◆ Written instruction: Output all the material that follows, exactly as given.

◆ Material:
....................

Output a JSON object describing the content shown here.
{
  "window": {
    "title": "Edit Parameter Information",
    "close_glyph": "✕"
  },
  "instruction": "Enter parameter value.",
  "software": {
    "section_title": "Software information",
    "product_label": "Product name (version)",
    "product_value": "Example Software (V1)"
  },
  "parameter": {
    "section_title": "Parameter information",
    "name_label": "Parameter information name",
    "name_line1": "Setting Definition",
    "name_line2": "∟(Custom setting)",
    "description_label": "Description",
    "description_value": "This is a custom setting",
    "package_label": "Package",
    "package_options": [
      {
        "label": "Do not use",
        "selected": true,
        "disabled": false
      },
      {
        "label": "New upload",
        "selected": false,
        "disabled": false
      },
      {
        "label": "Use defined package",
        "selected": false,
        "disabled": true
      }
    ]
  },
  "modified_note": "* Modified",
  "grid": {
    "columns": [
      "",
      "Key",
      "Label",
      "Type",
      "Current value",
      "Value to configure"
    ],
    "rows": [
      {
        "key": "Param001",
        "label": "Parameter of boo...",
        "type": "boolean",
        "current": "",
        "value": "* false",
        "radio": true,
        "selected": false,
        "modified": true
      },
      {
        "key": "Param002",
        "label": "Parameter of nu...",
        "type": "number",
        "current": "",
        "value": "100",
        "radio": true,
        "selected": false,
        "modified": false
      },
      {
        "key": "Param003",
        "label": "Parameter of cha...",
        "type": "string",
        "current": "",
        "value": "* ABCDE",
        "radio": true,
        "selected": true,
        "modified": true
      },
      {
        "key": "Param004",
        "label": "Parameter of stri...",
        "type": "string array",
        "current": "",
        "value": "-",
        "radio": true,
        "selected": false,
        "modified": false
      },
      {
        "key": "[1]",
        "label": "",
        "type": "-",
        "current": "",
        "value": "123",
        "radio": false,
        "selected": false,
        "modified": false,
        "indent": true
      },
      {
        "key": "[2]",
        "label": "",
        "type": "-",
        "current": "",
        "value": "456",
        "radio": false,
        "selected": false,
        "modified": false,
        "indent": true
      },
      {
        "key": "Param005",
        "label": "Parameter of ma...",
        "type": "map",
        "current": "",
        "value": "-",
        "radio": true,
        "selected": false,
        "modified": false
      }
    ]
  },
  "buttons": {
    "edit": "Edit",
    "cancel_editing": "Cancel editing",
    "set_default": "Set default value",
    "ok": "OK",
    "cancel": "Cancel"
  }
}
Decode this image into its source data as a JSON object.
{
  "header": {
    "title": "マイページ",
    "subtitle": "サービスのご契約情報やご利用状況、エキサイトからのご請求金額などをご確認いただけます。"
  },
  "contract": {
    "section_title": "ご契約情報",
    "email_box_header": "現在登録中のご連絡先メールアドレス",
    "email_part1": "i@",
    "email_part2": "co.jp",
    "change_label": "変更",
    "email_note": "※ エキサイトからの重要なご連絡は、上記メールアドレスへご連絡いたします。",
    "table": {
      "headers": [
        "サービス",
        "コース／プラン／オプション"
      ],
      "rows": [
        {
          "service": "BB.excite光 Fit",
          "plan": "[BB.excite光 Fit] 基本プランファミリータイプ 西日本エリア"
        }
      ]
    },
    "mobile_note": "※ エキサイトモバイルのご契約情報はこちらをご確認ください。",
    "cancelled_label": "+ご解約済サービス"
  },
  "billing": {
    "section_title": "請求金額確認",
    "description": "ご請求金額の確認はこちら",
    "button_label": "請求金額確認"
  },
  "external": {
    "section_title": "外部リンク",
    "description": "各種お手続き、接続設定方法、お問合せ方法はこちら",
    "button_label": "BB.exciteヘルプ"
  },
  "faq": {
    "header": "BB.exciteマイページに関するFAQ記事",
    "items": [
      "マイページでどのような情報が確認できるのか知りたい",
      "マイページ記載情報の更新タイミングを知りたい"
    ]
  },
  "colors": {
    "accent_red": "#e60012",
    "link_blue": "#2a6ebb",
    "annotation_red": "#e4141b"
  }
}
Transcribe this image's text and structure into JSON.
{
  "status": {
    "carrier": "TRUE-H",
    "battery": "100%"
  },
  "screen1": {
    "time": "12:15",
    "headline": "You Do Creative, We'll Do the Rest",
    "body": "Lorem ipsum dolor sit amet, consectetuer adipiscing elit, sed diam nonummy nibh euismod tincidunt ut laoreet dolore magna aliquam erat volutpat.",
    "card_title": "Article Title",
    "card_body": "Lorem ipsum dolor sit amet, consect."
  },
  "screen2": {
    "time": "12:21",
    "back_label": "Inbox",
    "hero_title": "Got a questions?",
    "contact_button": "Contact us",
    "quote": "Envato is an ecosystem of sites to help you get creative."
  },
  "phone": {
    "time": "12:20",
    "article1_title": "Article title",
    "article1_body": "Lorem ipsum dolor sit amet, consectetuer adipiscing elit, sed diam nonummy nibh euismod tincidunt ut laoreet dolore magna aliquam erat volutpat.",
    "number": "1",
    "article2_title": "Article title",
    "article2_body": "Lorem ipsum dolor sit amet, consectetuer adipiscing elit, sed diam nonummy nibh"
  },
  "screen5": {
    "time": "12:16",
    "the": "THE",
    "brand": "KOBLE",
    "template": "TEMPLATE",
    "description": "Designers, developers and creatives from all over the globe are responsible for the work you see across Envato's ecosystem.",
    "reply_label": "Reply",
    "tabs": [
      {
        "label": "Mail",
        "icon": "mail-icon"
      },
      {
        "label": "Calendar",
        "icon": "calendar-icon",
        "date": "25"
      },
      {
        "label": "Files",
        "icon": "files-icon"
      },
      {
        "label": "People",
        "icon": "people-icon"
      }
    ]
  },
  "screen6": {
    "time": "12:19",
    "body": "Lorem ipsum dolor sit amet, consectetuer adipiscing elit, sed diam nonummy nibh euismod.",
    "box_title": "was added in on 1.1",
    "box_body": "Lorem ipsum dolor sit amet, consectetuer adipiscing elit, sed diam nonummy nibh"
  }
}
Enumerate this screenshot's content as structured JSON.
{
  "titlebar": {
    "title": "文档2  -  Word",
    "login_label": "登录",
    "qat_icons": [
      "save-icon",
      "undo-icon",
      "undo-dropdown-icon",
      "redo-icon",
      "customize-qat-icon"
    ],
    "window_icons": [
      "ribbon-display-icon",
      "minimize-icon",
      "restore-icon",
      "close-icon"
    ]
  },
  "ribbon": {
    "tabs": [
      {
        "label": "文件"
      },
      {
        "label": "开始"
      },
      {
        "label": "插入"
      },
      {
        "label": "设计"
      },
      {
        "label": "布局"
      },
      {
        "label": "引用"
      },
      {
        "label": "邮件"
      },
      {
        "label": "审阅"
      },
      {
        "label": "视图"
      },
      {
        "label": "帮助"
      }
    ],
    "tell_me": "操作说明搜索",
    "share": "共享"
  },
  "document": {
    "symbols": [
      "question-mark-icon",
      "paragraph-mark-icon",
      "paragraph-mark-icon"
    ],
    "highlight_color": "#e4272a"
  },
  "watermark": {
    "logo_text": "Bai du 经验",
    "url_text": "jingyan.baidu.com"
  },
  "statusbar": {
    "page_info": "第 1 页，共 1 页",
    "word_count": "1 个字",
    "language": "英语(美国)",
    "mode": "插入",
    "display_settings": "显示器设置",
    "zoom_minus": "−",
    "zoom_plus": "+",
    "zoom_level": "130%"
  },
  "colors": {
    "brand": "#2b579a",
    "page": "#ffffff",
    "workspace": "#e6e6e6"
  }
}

....................

◆ Finished exercise:
Output a JSON object describing the content shown here.
{
  "window": {
    "title": "Edit Parameter Information",
    "close_glyph": "✕"
  },
  "instruction": "Enter parameter value.",
  "software": {
    "section_title": "Software information",
    "product_label": "Product name (version)",
    "product_value": "Example Software (V1)"
  },
  "parameter": {
    "section_title": "Parameter information",
    "name_label": "Parameter information name",
    "name_line1": "Setting Definition",
    "name_line2": "∟(Custom setting)",
    "description_label": "Description",
    "description_value": "This is a custom setting",
    "package_label": "Package",
    "package_options": [
      {
        "label": "Do not use",
        "selected": true,
        "disabled": false
      },
      {
        "label": "New upload",
        "selected": false,
        "disabled": false
      },
      {
        "label": "Use defined package",
        "selected": false,
        "disabled": true
      }
    ]
  },
  "modified_note": "* Modified",
  "grid": {
    "columns": [
      "",
      "Key",
      "Label",
      "Type",
      "Current value",
      "Value to configure"
    ],
    "rows": [
      {
        "key": "Param001",
        "label": "Parameter of boo...",
        "type": "boolean",
        "current": "",
        "value": "* false",
        "radio": true,
        "selected": false,
        "modified": true
      },
      {
        "key": "Param002",
        "label": "Parameter of nu...",
        "type": "number",
        "current": "",
        "value": "100",
        "radio": true,
        "selected": false,
        "modified": false
      },
      {
        "key": "Param003",
        "label": "Parameter of cha...",
        "type": "string",
        "current": "",
        "value": "* ABCDE",
        "radio": true,
        "selected": true,
        "modified": true
      },
      {
        "key": "Param004",
        "label": "Parameter of stri...",
        "type": "string array",
        "current": "",
        "value": "-",
        "radio": true,
        "selected": false,
        "modified": false
      },
      {
        "key": "[1]",
        "label": "",
        "type": "-",
        "current": "",
        "value": "123",
        "radio": false,
        "selected": false,
        "modified": false,
        "indent": true
      },
      {
        "key": "[2]",
        "label": "",
        "type": "-",
        "current": "",
        "value": "456",
        "radio": false,
        "selected": false,
        "modified": false,
        "indent": true
      },
      {
        "key": "Param005",
        "label": "Parameter of ma...",
        "type": "map",
        "current": "",
        "value": "-",
        "radio": true,
        "selected": false,
        "modified": false
      }
    ]
  },
  "buttons": {
    "edit": "Edit",
    "cancel_editing": "Cancel editing",
    "set_default": "Set default value",
    "ok": "OK",
    "cancel": "Cancel"
  }
}
Decode this image into its source data as a JSON object.
{
  "header": {
    "title": "マイページ",
    "subtitle": "サービスのご契約情報やご利用状況、エキサイトからのご請求金額などをご確認いただけます。"
  },
  "contract": {
    "section_title": "ご契約情報",
    "email_box_header": "現在登録中のご連絡先メールアドレス",
    "email_part1": "i@",
    "email_part2": "co.jp",
    "change_label": "変更",
    "email_note": "※ エキサイトからの重要なご連絡は、上記メールアドレスへご連絡いたします。",
    "table": {
      "headers": [
        "サービス",
        "コース／プラン／オプション"
      ],
      "rows": [
        {
          "service": "BB.excite光 Fit",
          "plan": "[BB.excite光 Fit] 基本プランファミリータイプ 西日本エリア"
        }
      ]
    },
    "mobile_note": "※ エキサイトモバイルのご契約情報はこちらをご確認ください。",
    "cancelled_label": "+ご解約済サービス"
  },
  "billing": {
    "section_title": "請求金額確認",
    "description": "ご請求金額の確認はこちら",
    "button_label": "請求金額確認"
  },
  "external": {
    "section_title": "外部リンク",
    "description": "各種お手続き、接続設定方法、お問合せ方法はこちら",
    "button_label": "BB.exciteヘルプ"
  },
  "faq": {
    "header": "BB.exciteマイページに関するFAQ記事",
    "items": [
      "マイページでどのような情報が確認できるのか知りたい",
      "マイページ記載情報の更新タイミングを知りたい"
    ]
  },
  "colors": {
    "accent_red": "#e60012",
    "link_blue": "#2a6ebb",
    "annotation_red": "#e4141b"
  }
}
Transcribe this image's text and structure into JSON.
{
  "status": {
    "carrier": "TRUE-H",
    "battery": "100%"
  },
  "screen1": {
    "time": "12:15",
    "headline": "You Do Creative, We'll Do the Rest",
    "body": "Lorem ipsum dolor sit amet, consectetuer adipiscing elit, sed diam nonummy nibh euismod tincidunt ut laoreet dolore magna aliquam erat volutpat.",
    "card_title": "Article Title",
    "card_body": "Lorem ipsum dolor sit amet, consect."
  },
  "screen2": {
    "time": "12:21",
    "back_label": "Inbox",
    "hero_title": "Got a questions?",
    "contact_button": "Contact us",
    "quote": "Envato is an ecosystem of sites to help you get creative."
  },
  "phone": {
    "time": "12:20",
    "article1_title": "Article title",
    "article1_body": "Lorem ipsum dolor sit amet, consectetuer adipiscing elit, sed diam nonummy nibh euismod tincidunt ut laoreet dolore magna aliquam erat volutpat.",
    "number": "1",
    "article2_title": "Article title",
    "article2_body": "Lorem ipsum dolor sit amet, consectetuer adipiscing elit, sed diam nonummy nibh"
  },
  "screen5": {
    "time": "12:16",
    "the": "THE",
    "brand": "KOBLE",
    "template": "TEMPLATE",
    "description": "Designers, developers and creatives from all over the globe are responsible for the work you see across Envato's ecosystem.",
    "reply_label": "Reply",
    "tabs": [
      {
        "label": "Mail",
        "icon": "mail-icon"
      },
      {
        "label": "Calendar",
        "icon": "calendar-icon",
        "date": "25"
      },
      {
        "label": "Files",
        "icon": "files-icon"
      },
      {
        "label": "People",
        "icon": "people-icon"
      }
    ]
  },
  "screen6": {
    "time": "12:19",
    "body": "Lorem ipsum dolor sit amet, consectetuer adipiscing elit, sed diam nonummy nibh euismod.",
    "box_title": "was added in on 1.1",
    "box_body": "Lorem ipsum dolor sit amet, consectetuer adipiscing elit, sed diam nonummy nibh"
  }
}
Enumerate this screenshot's content as structured JSON.
{
  "titlebar": {
    "title": "文档2  -  Word",
    "login_label": "登录",
    "qat_icons": [
      "save-icon",
      "undo-icon",
      "undo-dropdown-icon",
      "redo-icon",
      "customize-qat-icon"
    ],
    "window_icons": [
      "ribbon-display-icon",
      "minimize-icon",
      "restore-icon",
      "close-icon"
    ]
  },
  "ribbon": {
    "tabs": [
      {
        "label": "文件"
      },
      {
        "label": "开始"
      },
      {
        "label": "插入"
      },
      {
        "label": "设计"
      },
      {
        "label": "布局"
      },
      {
        "label": "引用"
      },
      {
        "label": "邮件"
      },
      {
        "label": "审阅"
      },
      {
        "label": "视图"
      },
      {
        "label": "帮助"
      }
    ],
    "tell_me": "操作说明搜索",
    "share": "共享"
  },
  "document": {
    "symbols": [
      "question-mark-icon",
      "paragraph-mark-icon",
      "paragraph-mark-icon"
    ],
    "highlight_color": "#e4272a"
  },
  "watermark": {
    "logo_text": "Bai du 经验",
    "url_text": "jingyan.baidu.com"
  },
  "statusbar": {
    "page_info": "第 1 页，共 1 页",
    "word_count": "1 个字",
    "language": "英语(美国)",
    "mode": "插入",
    "display_settings": "显示器设置",
    "zoom_minus": "−",
    "zoom_plus": "+",
    "zoom_level": "130%"
  },
  "colors": {
    "brand": "#2b579a",
    "page": "#ffffff",
    "workspace": "#e6e6e6"
  }
}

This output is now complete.